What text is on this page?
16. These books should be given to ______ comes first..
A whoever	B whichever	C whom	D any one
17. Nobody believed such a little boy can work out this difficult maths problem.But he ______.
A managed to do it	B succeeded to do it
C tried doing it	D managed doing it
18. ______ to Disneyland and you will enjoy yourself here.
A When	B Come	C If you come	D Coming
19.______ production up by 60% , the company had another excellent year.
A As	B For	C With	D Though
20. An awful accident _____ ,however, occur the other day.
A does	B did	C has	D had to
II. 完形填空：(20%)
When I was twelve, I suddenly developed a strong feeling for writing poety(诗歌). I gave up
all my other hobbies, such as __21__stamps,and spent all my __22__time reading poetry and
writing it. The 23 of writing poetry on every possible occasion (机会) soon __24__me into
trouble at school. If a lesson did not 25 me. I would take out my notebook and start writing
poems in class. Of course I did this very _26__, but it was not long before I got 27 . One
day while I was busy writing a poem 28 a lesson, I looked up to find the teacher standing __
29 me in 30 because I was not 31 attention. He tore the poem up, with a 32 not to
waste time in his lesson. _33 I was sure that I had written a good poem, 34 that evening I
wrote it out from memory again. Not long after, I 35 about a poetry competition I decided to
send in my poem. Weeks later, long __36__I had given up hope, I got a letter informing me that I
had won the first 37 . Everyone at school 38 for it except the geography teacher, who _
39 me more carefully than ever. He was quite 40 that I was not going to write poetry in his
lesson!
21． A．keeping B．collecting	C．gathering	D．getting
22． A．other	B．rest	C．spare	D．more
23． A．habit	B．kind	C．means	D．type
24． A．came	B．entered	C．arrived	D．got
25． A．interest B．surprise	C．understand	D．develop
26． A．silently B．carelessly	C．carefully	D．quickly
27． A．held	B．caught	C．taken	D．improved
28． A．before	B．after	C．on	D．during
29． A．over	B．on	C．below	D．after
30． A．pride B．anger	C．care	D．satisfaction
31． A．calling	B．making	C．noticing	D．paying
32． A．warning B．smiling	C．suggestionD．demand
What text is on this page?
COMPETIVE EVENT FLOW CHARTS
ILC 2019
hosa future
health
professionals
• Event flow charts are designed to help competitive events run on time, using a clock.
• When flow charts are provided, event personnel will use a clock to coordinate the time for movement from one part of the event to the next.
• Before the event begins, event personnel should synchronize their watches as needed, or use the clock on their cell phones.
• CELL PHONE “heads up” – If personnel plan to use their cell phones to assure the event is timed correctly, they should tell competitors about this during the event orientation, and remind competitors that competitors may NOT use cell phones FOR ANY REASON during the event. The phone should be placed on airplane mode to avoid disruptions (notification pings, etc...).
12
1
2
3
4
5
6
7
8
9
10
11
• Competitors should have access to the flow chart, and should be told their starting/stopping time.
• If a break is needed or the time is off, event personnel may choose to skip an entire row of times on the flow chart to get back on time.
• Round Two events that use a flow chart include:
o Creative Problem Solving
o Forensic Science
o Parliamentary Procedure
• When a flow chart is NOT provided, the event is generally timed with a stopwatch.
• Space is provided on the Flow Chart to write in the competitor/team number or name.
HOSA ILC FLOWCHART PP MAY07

__YOUR TASK__: Scan the material above for the string "from" and report each line where you find it.

__WORKED ANSWER__:
wrote it out from memory again. Not long after, I 35 about a poetry competition I decided to
• When flow charts are provided, event personnel will use a clock to coordinate the time for movement from one part of the event to the next.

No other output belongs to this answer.